Written request — Without the pictures, return all of the material exactly as written.

Material provided —
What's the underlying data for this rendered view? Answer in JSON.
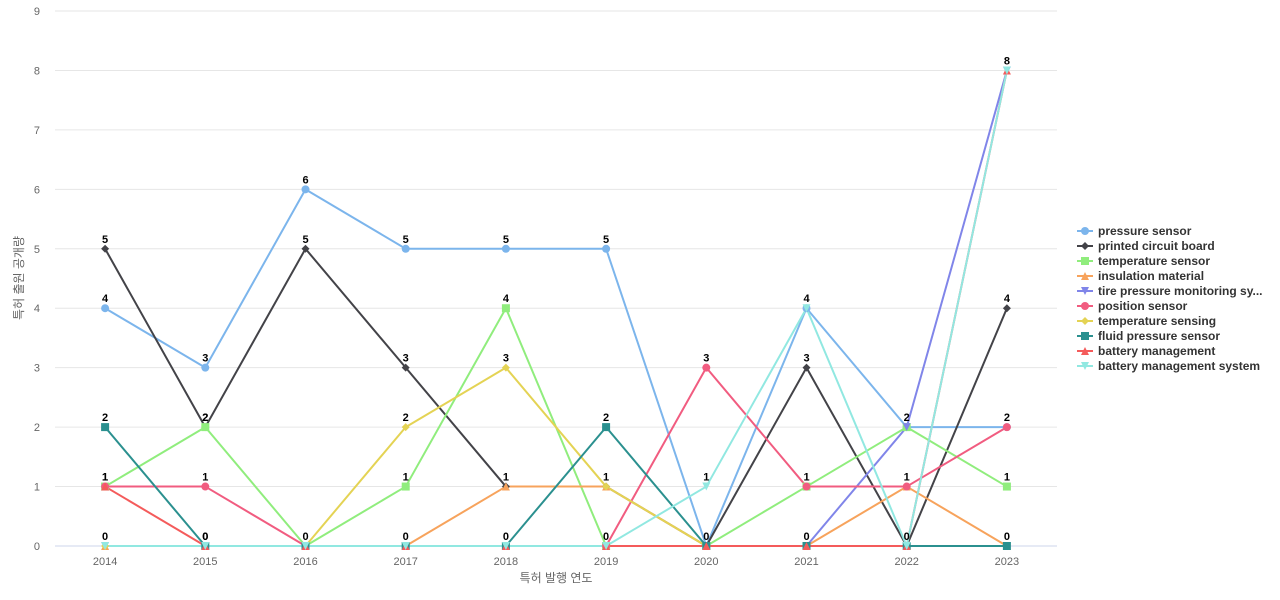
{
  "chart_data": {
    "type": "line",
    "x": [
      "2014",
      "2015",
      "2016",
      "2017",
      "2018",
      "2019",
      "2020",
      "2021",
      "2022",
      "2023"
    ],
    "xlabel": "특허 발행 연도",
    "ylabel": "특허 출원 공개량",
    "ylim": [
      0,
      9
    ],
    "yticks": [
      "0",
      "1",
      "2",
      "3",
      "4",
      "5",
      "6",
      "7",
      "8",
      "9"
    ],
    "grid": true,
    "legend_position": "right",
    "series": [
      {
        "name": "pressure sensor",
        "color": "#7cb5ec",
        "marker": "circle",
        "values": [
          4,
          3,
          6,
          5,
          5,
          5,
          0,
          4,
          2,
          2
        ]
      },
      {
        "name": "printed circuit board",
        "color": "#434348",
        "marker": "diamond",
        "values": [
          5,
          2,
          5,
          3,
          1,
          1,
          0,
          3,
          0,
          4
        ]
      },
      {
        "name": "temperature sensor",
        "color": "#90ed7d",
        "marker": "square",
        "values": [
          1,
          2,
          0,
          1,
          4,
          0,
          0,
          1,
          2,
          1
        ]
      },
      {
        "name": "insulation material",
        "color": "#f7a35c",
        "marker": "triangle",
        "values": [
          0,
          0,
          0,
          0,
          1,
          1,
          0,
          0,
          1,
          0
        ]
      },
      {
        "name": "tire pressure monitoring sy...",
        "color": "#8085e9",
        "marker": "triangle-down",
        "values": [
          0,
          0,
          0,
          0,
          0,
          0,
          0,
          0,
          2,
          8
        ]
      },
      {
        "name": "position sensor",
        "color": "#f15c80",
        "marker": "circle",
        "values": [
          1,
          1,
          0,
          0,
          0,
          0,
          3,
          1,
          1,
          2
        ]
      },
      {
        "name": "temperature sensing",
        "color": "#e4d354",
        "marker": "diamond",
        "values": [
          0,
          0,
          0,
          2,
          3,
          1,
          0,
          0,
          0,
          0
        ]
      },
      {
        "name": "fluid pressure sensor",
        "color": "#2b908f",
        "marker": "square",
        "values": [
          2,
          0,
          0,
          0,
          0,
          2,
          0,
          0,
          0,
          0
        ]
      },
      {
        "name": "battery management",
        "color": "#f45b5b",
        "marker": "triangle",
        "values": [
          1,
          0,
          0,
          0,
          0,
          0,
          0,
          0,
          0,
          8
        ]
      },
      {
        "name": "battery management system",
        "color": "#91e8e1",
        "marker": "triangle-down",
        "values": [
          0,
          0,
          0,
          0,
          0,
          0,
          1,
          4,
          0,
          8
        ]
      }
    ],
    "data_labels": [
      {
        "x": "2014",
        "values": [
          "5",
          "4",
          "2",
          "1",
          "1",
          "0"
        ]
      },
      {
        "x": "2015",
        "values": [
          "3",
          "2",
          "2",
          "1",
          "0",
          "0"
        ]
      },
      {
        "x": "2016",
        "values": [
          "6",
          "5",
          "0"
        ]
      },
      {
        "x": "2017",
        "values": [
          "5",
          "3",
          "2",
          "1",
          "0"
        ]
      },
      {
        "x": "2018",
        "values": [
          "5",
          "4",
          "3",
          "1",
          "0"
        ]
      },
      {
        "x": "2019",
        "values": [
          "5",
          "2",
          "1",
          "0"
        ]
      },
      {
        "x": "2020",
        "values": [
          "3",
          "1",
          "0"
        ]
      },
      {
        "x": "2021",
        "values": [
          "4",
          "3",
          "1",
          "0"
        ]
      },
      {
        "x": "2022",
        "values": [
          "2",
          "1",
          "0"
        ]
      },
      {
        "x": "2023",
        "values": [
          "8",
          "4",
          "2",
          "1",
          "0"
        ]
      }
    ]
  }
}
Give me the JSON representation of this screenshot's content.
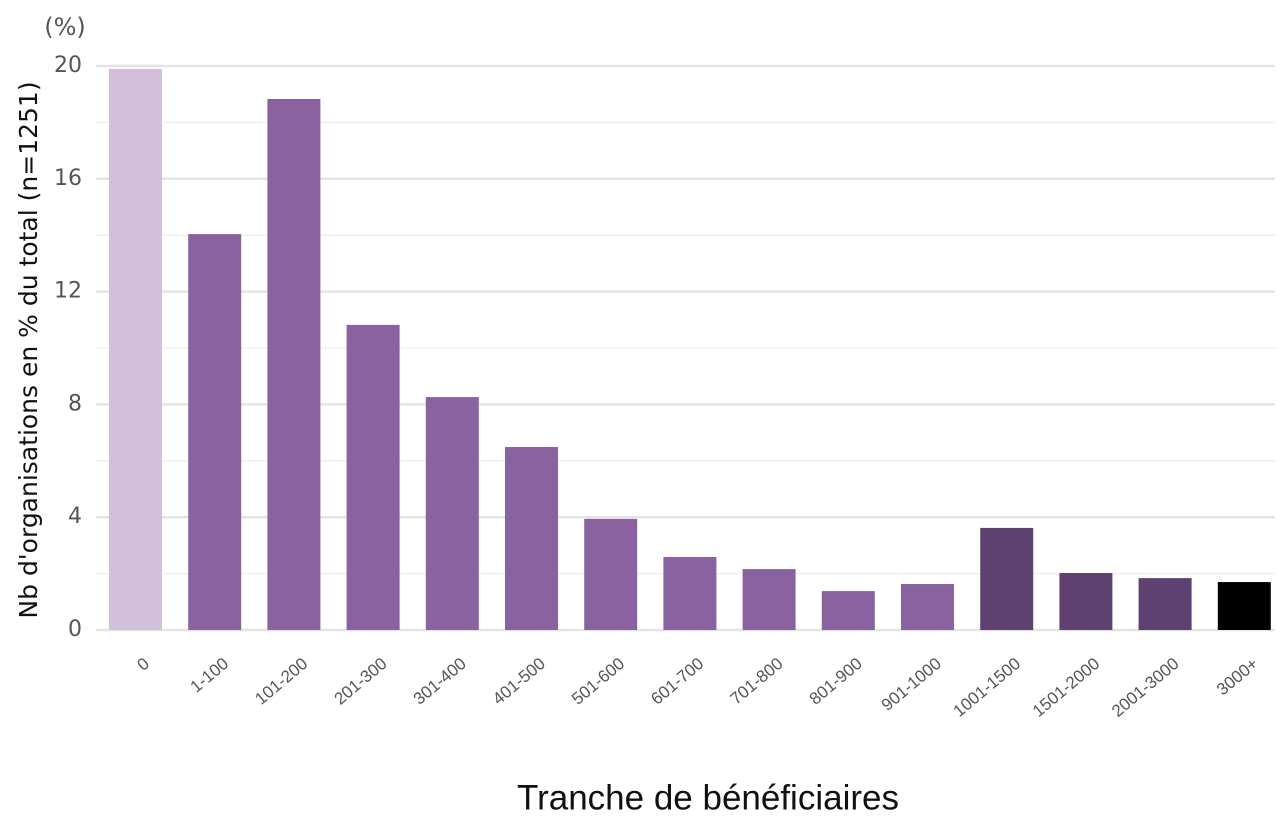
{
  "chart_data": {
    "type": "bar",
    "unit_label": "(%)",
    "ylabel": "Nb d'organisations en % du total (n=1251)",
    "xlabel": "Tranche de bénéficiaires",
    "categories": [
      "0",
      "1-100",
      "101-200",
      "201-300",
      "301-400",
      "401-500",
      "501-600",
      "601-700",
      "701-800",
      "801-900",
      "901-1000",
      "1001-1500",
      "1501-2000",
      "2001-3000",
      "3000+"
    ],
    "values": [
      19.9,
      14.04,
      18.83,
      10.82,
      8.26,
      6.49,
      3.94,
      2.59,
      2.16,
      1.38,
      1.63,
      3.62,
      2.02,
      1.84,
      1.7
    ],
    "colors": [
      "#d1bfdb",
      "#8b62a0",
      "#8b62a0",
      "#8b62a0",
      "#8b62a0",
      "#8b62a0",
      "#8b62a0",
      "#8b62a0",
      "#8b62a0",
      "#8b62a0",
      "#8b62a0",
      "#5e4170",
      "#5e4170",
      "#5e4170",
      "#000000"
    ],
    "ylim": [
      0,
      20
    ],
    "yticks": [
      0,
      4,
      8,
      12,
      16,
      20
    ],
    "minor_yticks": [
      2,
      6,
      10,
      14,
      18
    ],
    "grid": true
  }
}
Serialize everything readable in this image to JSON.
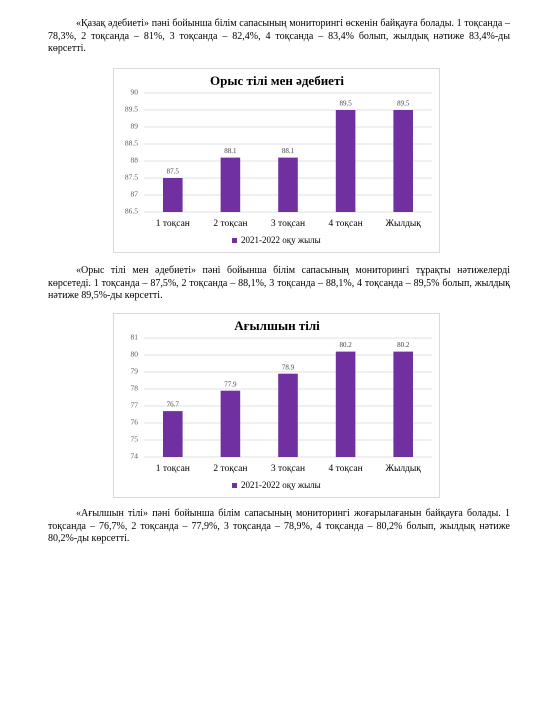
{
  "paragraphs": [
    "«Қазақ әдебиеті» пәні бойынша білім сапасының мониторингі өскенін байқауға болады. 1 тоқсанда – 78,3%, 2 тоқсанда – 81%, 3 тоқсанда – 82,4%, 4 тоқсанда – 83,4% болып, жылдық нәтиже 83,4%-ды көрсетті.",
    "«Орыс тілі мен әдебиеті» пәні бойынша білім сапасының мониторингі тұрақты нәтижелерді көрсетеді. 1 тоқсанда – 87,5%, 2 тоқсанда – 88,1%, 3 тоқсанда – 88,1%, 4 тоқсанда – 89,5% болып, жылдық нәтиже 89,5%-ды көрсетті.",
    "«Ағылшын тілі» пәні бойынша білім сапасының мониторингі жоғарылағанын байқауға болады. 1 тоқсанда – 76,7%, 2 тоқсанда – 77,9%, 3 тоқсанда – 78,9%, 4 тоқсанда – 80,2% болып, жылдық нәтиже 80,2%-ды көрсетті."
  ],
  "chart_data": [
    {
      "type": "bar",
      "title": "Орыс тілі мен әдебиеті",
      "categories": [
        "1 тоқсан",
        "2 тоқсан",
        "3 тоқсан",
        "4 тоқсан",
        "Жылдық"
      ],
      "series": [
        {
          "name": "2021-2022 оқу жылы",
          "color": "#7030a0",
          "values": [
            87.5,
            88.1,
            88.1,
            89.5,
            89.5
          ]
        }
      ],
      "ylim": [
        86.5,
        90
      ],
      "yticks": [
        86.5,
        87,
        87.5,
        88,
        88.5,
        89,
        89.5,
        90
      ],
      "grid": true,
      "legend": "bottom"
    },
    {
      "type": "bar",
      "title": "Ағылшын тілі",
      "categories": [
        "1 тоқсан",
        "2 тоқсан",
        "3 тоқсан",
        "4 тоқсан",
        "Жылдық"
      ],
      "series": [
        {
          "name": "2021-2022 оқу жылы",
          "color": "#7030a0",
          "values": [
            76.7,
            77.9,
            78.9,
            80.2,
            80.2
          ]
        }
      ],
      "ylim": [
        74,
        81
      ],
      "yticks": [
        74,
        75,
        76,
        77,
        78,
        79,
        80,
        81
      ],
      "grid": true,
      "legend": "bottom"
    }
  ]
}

Result of this task —
What's the underlying data for this rendered view? Answer in JSON.
{
  "chart_data": {
    "type": "line",
    "x": [
      "2014",
      "2015",
      "2016",
      "2017",
      "2018",
      "2019",
      "2020",
      "2021",
      "2022",
      "2023"
    ],
    "xlabel": "특허 발행 연도",
    "ylabel": "특허 출원 공개량",
    "ylim": [
      0,
      9
    ],
    "yticks": [
      "0",
      "1",
      "2",
      "3",
      "4",
      "5",
      "6",
      "7",
      "8",
      "9"
    ],
    "grid": true,
    "legend_position": "right",
    "series": [
      {
        "name": "pressure sensor",
        "color": "#7cb5ec",
        "marker": "circle",
        "values": [
          4,
          3,
          6,
          5,
          5,
          5,
          0,
          4,
          2,
          2
        ]
      },
      {
        "name": "printed circuit board",
        "color": "#434348",
        "marker": "diamond",
        "values": [
          5,
          2,
          5,
          3,
          1,
          1,
          0,
          3,
          0,
          4
        ]
      },
      {
        "name": "temperature sensor",
        "color": "#90ed7d",
        "marker": "square",
        "values": [
          1,
          2,
          0,
          1,
          4,
          0,
          0,
          1,
          2,
          1
        ]
      },
      {
        "name": "insulation material",
        "color": "#f7a35c",
        "marker": "triangle",
        "values": [
          0,
          0,
          0,
          0,
          1,
          1,
          0,
          0,
          1,
          0
        ]
      },
      {
        "name": "tire pressure monitoring sy...",
        "color": "#8085e9",
        "marker": "triangle-down",
        "values": [
          0,
          0,
          0,
          0,
          0,
          0,
          0,
          0,
          2,
          8
        ]
      },
      {
        "name": "position sensor",
        "color": "#f15c80",
        "marker": "circle",
        "values": [
          1,
          1,
          0,
          0,
          0,
          0,
          3,
          1,
          1,
          2
        ]
      },
      {
        "name": "temperature sensing",
        "color": "#e4d354",
        "marker": "diamond",
        "values": [
          0,
          0,
          0,
          2,
          3,
          1,
          0,
          0,
          0,
          0
        ]
      },
      {
        "name": "fluid pressure sensor",
        "color": "#2b908f",
        "marker": "square",
        "values": [
          2,
          0,
          0,
          0,
          0,
          2,
          0,
          0,
          0,
          0
        ]
      },
      {
        "name": "battery management",
        "color": "#f45b5b",
        "marker": "triangle",
        "values": [
          1,
          0,
          0,
          0,
          0,
          0,
          0,
          0,
          0,
          8
        ]
      },
      {
        "name": "battery management system",
        "color": "#91e8e1",
        "marker": "triangle-down",
        "values": [
          0,
          0,
          0,
          0,
          0,
          0,
          1,
          4,
          0,
          8
        ]
      }
    ],
    "data_labels": [
      {
        "x": "2014",
        "values": [
          "5",
          "4",
          "2",
          "1",
          "1",
          "0"
        ]
      },
      {
        "x": "2015",
        "values": [
          "3",
          "2",
          "2",
          "1",
          "0",
          "0"
        ]
      },
      {
        "x": "2016",
        "values": [
          "6",
          "5",
          "0"
        ]
      },
      {
        "x": "2017",
        "values": [
          "5",
          "3",
          "2",
          "1",
          "0"
        ]
      },
      {
        "x": "2018",
        "values": [
          "5",
          "4",
          "3",
          "1",
          "0"
        ]
      },
      {
        "x": "2019",
        "values": [
          "5",
          "2",
          "1",
          "0"
        ]
      },
      {
        "x": "2020",
        "values": [
          "3",
          "1",
          "0"
        ]
      },
      {
        "x": "2021",
        "values": [
          "4",
          "3",
          "1",
          "0"
        ]
      },
      {
        "x": "2022",
        "values": [
          "2",
          "1",
          "0"
        ]
      },
      {
        "x": "2023",
        "values": [
          "8",
          "4",
          "2",
          "1",
          "0"
        ]
      }
    ]
  }
}
Give me the JSON representation of this screenshot's content.
{
  "chart_data": {
    "type": "bar",
    "unit_label": "(%)",
    "ylabel": "Nb d'organisations en % du total (n=1251)",
    "xlabel": "Tranche de bénéficiaires",
    "categories": [
      "0",
      "1-100",
      "101-200",
      "201-300",
      "301-400",
      "401-500",
      "501-600",
      "601-700",
      "701-800",
      "801-900",
      "901-1000",
      "1001-1500",
      "1501-2000",
      "2001-3000",
      "3000+"
    ],
    "values": [
      19.9,
      14.04,
      18.83,
      10.82,
      8.26,
      6.49,
      3.94,
      2.59,
      2.16,
      1.38,
      1.63,
      3.62,
      2.02,
      1.84,
      1.7
    ],
    "colors": [
      "#d1bfdb",
      "#8b62a0",
      "#8b62a0",
      "#8b62a0",
      "#8b62a0",
      "#8b62a0",
      "#8b62a0",
      "#8b62a0",
      "#8b62a0",
      "#8b62a0",
      "#8b62a0",
      "#5e4170",
      "#5e4170",
      "#5e4170",
      "#000000"
    ],
    "ylim": [
      0,
      20
    ],
    "yticks": [
      0,
      4,
      8,
      12,
      16,
      20
    ],
    "minor_yticks": [
      2,
      6,
      10,
      14,
      18
    ],
    "grid": true
  }
}
Serialize everything readable in this image to JSON.
{
  "paragraphs": [
    "«Қазақ әдебиеті» пәні бойынша білім сапасының мониторингі өскенін байқауға болады. 1 тоқсанда – 78,3%, 2 тоқсанда – 81%, 3 тоқсанда – 82,4%, 4 тоқсанда – 83,4% болып, жылдық нәтиже 83,4%-ды көрсетті.",
    "«Орыс тілі мен әдебиеті» пәні бойынша білім сапасының мониторингі тұрақты нәтижелерді көрсетеді. 1 тоқсанда – 87,5%, 2 тоқсанда – 88,1%, 3 тоқсанда – 88,1%, 4 тоқсанда – 89,5% болып, жылдық нәтиже 89,5%-ды көрсетті.",
    "«Ағылшын тілі» пәні бойынша білім сапасының мониторингі жоғарылағанын байқауға болады. 1 тоқсанда – 76,7%, 2 тоқсанда – 77,9%, 3 тоқсанда – 78,9%, 4 тоқсанда – 80,2% болып, жылдық нәтиже 80,2%-ды көрсетті."
  ],
  "chart_data": [
    {
      "type": "bar",
      "title": "Орыс тілі мен әдебиеті",
      "categories": [
        "1 тоқсан",
        "2 тоқсан",
        "3 тоқсан",
        "4 тоқсан",
        "Жылдық"
      ],
      "series": [
        {
          "name": "2021-2022 оқу жылы",
          "color": "#7030a0",
          "values": [
            87.5,
            88.1,
            88.1,
            89.5,
            89.5
          ]
        }
      ],
      "ylim": [
        86.5,
        90
      ],
      "yticks": [
        86.5,
        87,
        87.5,
        88,
        88.5,
        89,
        89.5,
        90
      ],
      "grid": true,
      "legend": "bottom"
    },
    {
      "type": "bar",
      "title": "Ағылшын тілі",
      "categories": [
        "1 тоқсан",
        "2 тоқсан",
        "3 тоқсан",
        "4 тоқсан",
        "Жылдық"
      ],
      "series": [
        {
          "name": "2021-2022 оқу жылы",
          "color": "#7030a0",
          "values": [
            76.7,
            77.9,
            78.9,
            80.2,
            80.2
          ]
        }
      ],
      "ylim": [
        74,
        81
      ],
      "yticks": [
        74,
        75,
        76,
        77,
        78,
        79,
        80,
        81
      ],
      "grid": true,
      "legend": "bottom"
    }
  ]
}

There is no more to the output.